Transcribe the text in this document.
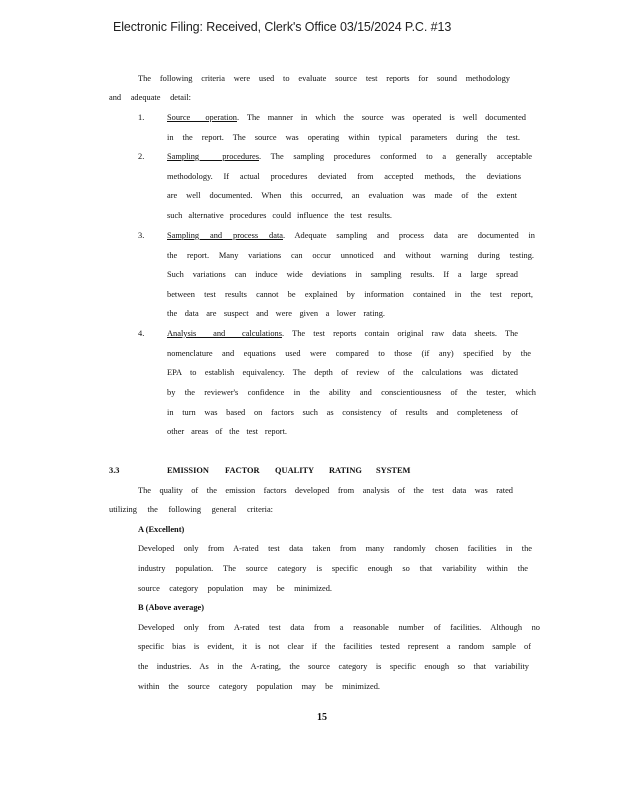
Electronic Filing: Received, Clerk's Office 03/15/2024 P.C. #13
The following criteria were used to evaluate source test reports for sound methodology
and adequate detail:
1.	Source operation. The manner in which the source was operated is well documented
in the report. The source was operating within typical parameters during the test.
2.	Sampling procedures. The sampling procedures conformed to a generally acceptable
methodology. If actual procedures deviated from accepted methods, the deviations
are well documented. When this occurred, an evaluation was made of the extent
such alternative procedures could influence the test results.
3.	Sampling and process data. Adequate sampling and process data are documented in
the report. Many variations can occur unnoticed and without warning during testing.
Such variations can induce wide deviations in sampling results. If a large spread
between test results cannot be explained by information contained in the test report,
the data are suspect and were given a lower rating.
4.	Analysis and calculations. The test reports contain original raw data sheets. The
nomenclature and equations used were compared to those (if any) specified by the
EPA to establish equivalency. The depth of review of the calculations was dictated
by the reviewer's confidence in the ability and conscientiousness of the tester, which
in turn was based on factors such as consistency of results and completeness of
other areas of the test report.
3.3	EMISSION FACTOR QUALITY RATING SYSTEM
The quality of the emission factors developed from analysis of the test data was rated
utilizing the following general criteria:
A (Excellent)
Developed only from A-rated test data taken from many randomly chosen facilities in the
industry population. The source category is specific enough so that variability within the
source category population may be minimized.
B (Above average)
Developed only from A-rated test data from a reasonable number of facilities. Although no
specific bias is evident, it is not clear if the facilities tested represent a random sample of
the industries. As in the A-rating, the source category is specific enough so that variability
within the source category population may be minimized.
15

-*-

_GOAL OF THE EXERCISE_: In the entries above, locate every line with the word "enough" and copy it.

_WRITTEN ANSWER_:
industry population. The source category is specific enough so that variability within the
the industries. As in the A-rating, the source category is specific enough so that variability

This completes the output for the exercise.